Repeat each line of the material below exactly as it appears, minus any pictures.

□ □ □ □

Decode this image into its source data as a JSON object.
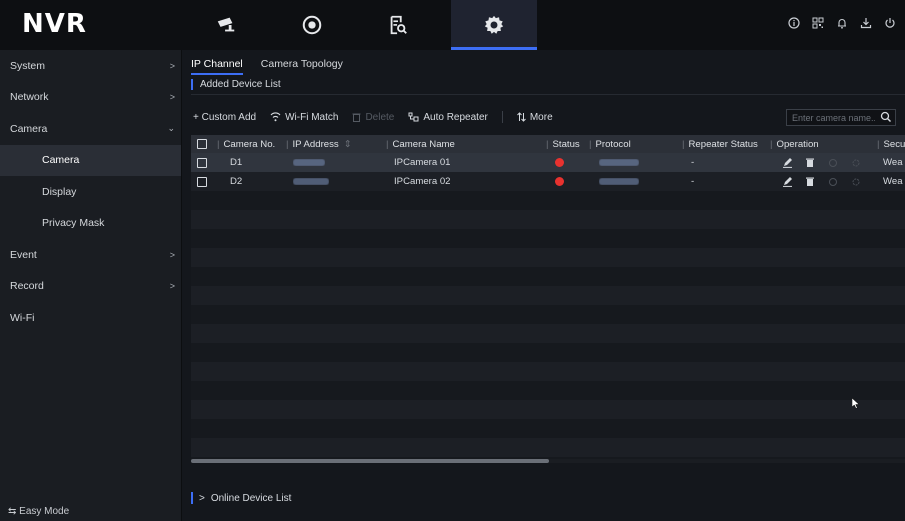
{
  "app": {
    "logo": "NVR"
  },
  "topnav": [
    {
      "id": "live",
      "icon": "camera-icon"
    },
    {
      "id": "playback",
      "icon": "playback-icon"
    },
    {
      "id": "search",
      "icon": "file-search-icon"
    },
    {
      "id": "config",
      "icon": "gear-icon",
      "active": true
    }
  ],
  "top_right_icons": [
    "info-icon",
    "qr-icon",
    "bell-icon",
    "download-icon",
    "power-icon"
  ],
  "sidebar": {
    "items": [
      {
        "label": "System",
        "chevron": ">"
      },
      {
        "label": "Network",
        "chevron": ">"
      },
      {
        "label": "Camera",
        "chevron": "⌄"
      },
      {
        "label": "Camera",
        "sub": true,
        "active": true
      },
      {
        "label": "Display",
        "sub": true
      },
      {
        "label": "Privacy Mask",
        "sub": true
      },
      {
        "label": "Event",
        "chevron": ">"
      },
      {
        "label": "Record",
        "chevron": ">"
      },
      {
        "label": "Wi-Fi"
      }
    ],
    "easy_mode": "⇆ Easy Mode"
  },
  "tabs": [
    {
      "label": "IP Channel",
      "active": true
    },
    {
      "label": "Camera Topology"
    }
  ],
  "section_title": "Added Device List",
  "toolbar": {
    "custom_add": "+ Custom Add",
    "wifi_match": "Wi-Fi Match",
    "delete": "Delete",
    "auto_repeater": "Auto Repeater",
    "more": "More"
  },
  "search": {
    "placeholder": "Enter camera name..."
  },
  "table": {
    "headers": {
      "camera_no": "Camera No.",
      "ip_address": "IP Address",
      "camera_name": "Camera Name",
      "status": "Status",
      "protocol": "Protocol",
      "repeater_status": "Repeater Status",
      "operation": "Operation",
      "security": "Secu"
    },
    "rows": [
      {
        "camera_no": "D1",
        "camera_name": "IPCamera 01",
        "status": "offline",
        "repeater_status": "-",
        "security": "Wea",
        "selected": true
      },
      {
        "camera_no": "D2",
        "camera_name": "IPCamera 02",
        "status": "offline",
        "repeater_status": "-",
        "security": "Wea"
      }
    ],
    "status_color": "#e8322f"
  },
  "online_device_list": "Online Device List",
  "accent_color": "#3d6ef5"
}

□ □ □ □

• Expected answer
Decode this image into its source data as a JSON object.
{
  "app": {
    "logo": "NVR"
  },
  "topnav": [
    {
      "id": "live",
      "icon": "camera-icon"
    },
    {
      "id": "playback",
      "icon": "playback-icon"
    },
    {
      "id": "search",
      "icon": "file-search-icon"
    },
    {
      "id": "config",
      "icon": "gear-icon",
      "active": true
    }
  ],
  "top_right_icons": [
    "info-icon",
    "qr-icon",
    "bell-icon",
    "download-icon",
    "power-icon"
  ],
  "sidebar": {
    "items": [
      {
        "label": "System",
        "chevron": ">"
      },
      {
        "label": "Network",
        "chevron": ">"
      },
      {
        "label": "Camera",
        "chevron": "⌄"
      },
      {
        "label": "Camera",
        "sub": true,
        "active": true
      },
      {
        "label": "Display",
        "sub": true
      },
      {
        "label": "Privacy Mask",
        "sub": true
      },
      {
        "label": "Event",
        "chevron": ">"
      },
      {
        "label": "Record",
        "chevron": ">"
      },
      {
        "label": "Wi-Fi"
      }
    ],
    "easy_mode": "⇆ Easy Mode"
  },
  "tabs": [
    {
      "label": "IP Channel",
      "active": true
    },
    {
      "label": "Camera Topology"
    }
  ],
  "section_title": "Added Device List",
  "toolbar": {
    "custom_add": "+ Custom Add",
    "wifi_match": "Wi-Fi Match",
    "delete": "Delete",
    "auto_repeater": "Auto Repeater",
    "more": "More"
  },
  "search": {
    "placeholder": "Enter camera name..."
  },
  "table": {
    "headers": {
      "camera_no": "Camera No.",
      "ip_address": "IP Address",
      "camera_name": "Camera Name",
      "status": "Status",
      "protocol": "Protocol",
      "repeater_status": "Repeater Status",
      "operation": "Operation",
      "security": "Secu"
    },
    "rows": [
      {
        "camera_no": "D1",
        "camera_name": "IPCamera 01",
        "status": "offline",
        "repeater_status": "-",
        "security": "Wea",
        "selected": true
      },
      {
        "camera_no": "D2",
        "camera_name": "IPCamera 02",
        "status": "offline",
        "repeater_status": "-",
        "security": "Wea"
      }
    ],
    "status_color": "#e8322f"
  },
  "online_device_list": "Online Device List",
  "accent_color": "#3d6ef5"
}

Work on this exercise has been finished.